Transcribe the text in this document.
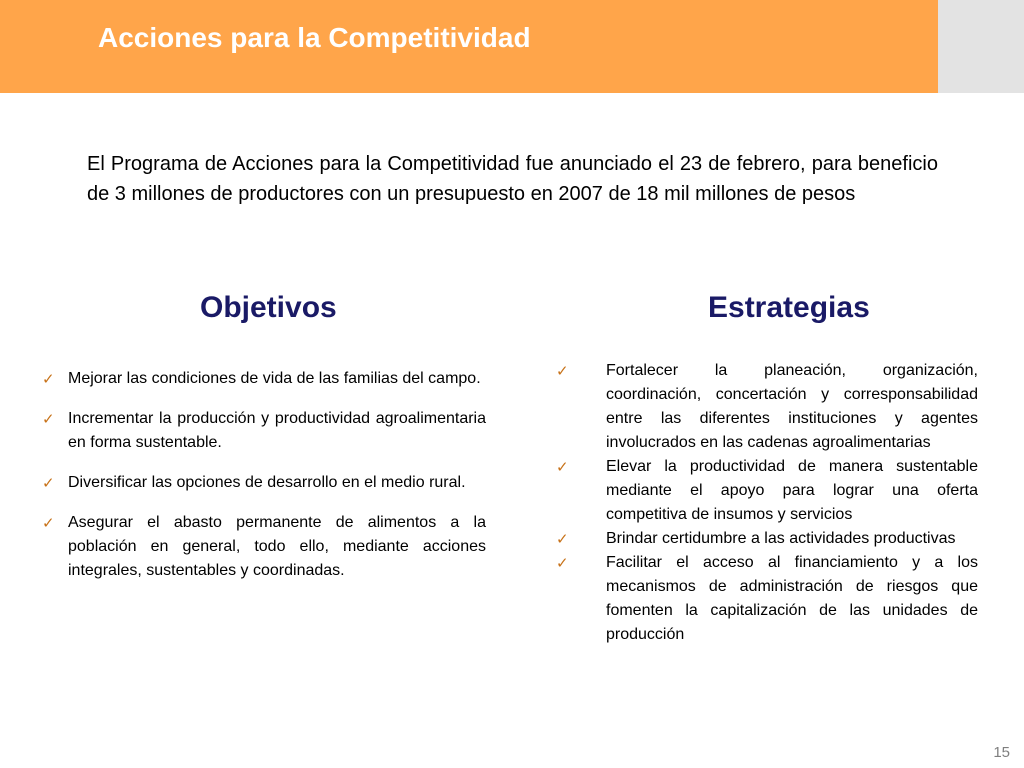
Acciones para la Competitividad

El Programa de Acciones para la Competitividad fue anunciado el 23 de febrero, para beneficio de 3 millones de productores con un presupuesto en 2007 de 18 mil millones de pesos

Objetivos	Estrategias
✓ Mejorar las condiciones de vida de las familias del campo.
✓ Incrementar la producción y productividad agroalimentaria en forma sustentable.
✓ Diversificar las opciones de desarrollo en el medio rural.
✓ Asegurar el abasto permanente de alimentos a la población en general, todo ello, mediante acciones integrales, sustentables y coordinadas.
✓ Fortalecer la planeación, organización, coordinación, concertación y corresponsabilidad entre las diferentes instituciones y agentes involucrados en las cadenas agroalimentarias
✓ Elevar la productividad de manera sustentable mediante el apoyo para lograr una oferta competitiva de insumos y servicios
✓ Brindar certidumbre a las actividades productivas
✓ Facilitar el acceso al financiamiento y a los mecanismos de administración de riesgos que fomenten la capitalización de las unidades de producción
15
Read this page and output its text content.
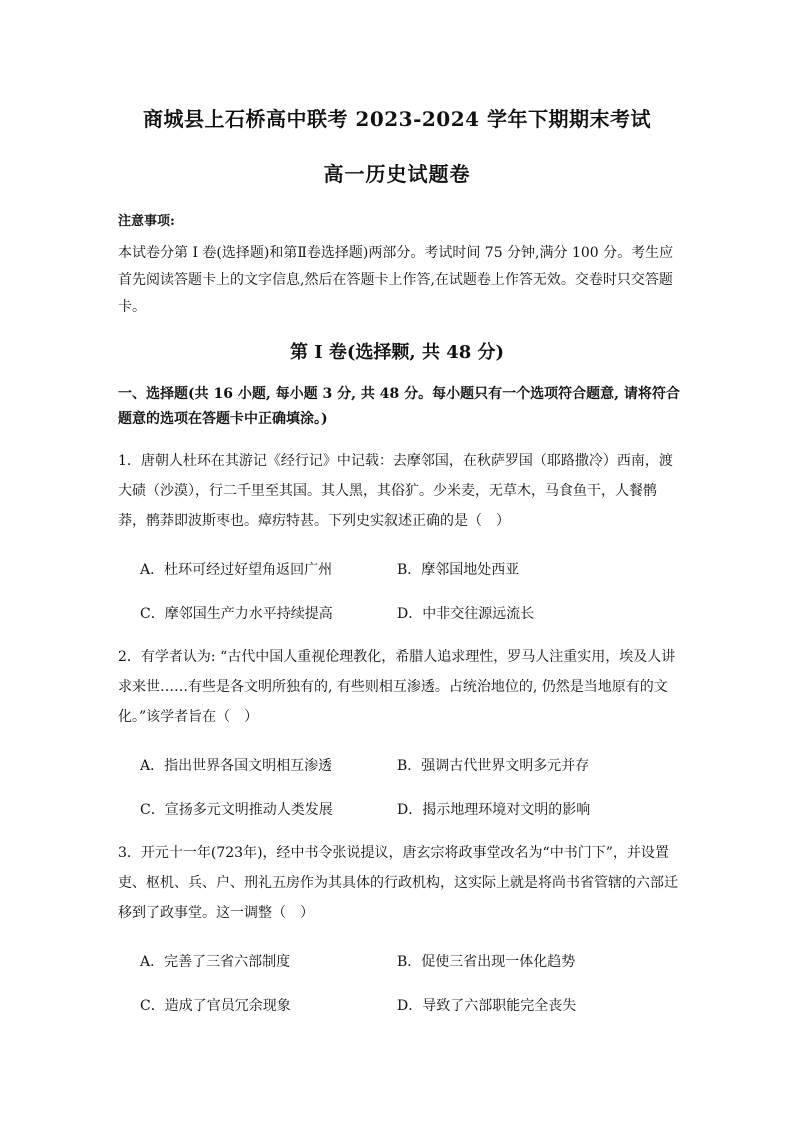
商城县上石桥高中联考 2023-2024 学年下期期末考试
高一历史试题卷
注意事项:
本试卷分第 I 卷(选择题)和第Ⅱ卷选择题)两部分。考试时间 75 分钟,满分 100 分。考生应首先阅读答题卡上的文字信息,然后在答题卡上作答,在试题卷上作答无效。交卷时只交答题卡。
第 I 卷(选择颗, 共 48 分)
一、选择题(共 16 小题, 每小题 3 分, 共 48 分。每小题只有一个选项符合题意, 请将符合题意的选项在答题卡中正确填涂。)
1．唐朝人杜环在其游记《经行记》中记载：去摩邻国，在秋萨罗国（耶路撒冷）西南，渡大碛（沙漠），行二千里至其国。其人黑，其俗犷。少米麦，无草木，马食鱼干，人餐鹘莽，鹘莽即波斯枣也。瘴疠特甚。下列史实叙述正确的是（　）
A．杜环可经过好望角返回广州	B．摩邻国地处西亚
C．摩邻国生产力水平持续提高	D．中非交往源远流长
2．有学者认为: “古代中国人重视伦理教化，希腊人追求理性，罗马人注重实用，埃及人讲求来世……有些是各文明所独有的, 有些则相互渗透。占统治地位的, 仍然是当地原有的文化。”该学者旨在（　）
A．指出世界各国文明相互渗透	B．强调古代世界文明多元并存
C．宣扬多元文明推动人类发展	D．揭示地理环境对文明的影响
3．开元十一年(723年)，经中书令张说提议，唐玄宗将政事堂改名为“中书门下”，并设置吏、枢机、兵、户、刑礼五房作为其具体的行政机构，这实际上就是将尚书省管辖的六部迁移到了政事堂。这一调整（　）
A．完善了三省六部制度	B．促使三省出现一体化趋势
C．造成了官员冗余现象	D．导致了六部职能完全丧失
++++++++++
■ **Task description**: Every entry must be reproduced exactly, with the images left out.

■ **Written response**:
Transcribe the text in this document.
Acciones para la Competitividad

El Programa de Acciones para la Competitividad fue anunciado el 23 de febrero, para beneficio de 3 millones de productores con un presupuesto en 2007 de 18 mil millones de pesos

Objetivos	Estrategias
✓ Mejorar las condiciones de vida de las familias del campo.
✓ Incrementar la producción y productividad agroalimentaria en forma sustentable.
✓ Diversificar las opciones de desarrollo en el medio rural.
✓ Asegurar el abasto permanente de alimentos a la población en general, todo ello, mediante acciones integrales, sustentables y coordinadas.
✓ Fortalecer la planeación, organización, coordinación, concertación y corresponsabilidad entre las diferentes instituciones y agentes involucrados en las cadenas agroalimentarias
✓ Elevar la productividad de manera sustentable mediante el apoyo para lograr una oferta competitiva de insumos y servicios
✓ Brindar certidumbre a las actividades productivas
✓ Facilitar el acceso al financiamiento y a los mecanismos de administración de riesgos que fomenten la capitalización de las unidades de producción
15
Read this page and output its text content.
商城县上石桥高中联考 2023-2024 学年下期期末考试
高一历史试题卷
注意事项:
本试卷分第 I 卷(选择题)和第Ⅱ卷选择题)两部分。考试时间 75 分钟,满分 100 分。考生应首先阅读答题卡上的文字信息,然后在答题卡上作答,在试题卷上作答无效。交卷时只交答题卡。
第 I 卷(选择颗, 共 48 分)
一、选择题(共 16 小题, 每小题 3 分, 共 48 分。每小题只有一个选项符合题意, 请将符合题意的选项在答题卡中正确填涂。)
1．唐朝人杜环在其游记《经行记》中记载：去摩邻国，在秋萨罗国（耶路撒冷）西南，渡大碛（沙漠），行二千里至其国。其人黑，其俗犷。少米麦，无草木，马食鱼干，人餐鹘莽，鹘莽即波斯枣也。瘴疠特甚。下列史实叙述正确的是（　）
A．杜环可经过好望角返回广州	B．摩邻国地处西亚
C．摩邻国生产力水平持续提高	D．中非交往源远流长
2．有学者认为: “古代中国人重视伦理教化，希腊人追求理性，罗马人注重实用，埃及人讲求来世……有些是各文明所独有的, 有些则相互渗透。占统治地位的, 仍然是当地原有的文化。”该学者旨在（　）
A．指出世界各国文明相互渗透	B．强调古代世界文明多元并存
C．宣扬多元文明推动人类发展	D．揭示地理环境对文明的影响
3．开元十一年(723年)，经中书令张说提议，唐玄宗将政事堂改名为“中书门下”，并设置吏、枢机、兵、户、刑礼五房作为其具体的行政机构，这实际上就是将尚书省管辖的六部迁移到了政事堂。这一调整（　）
A．完善了三省六部制度	B．促使三省出现一体化趋势
C．造成了官员冗余现象	D．导致了六部职能完全丧失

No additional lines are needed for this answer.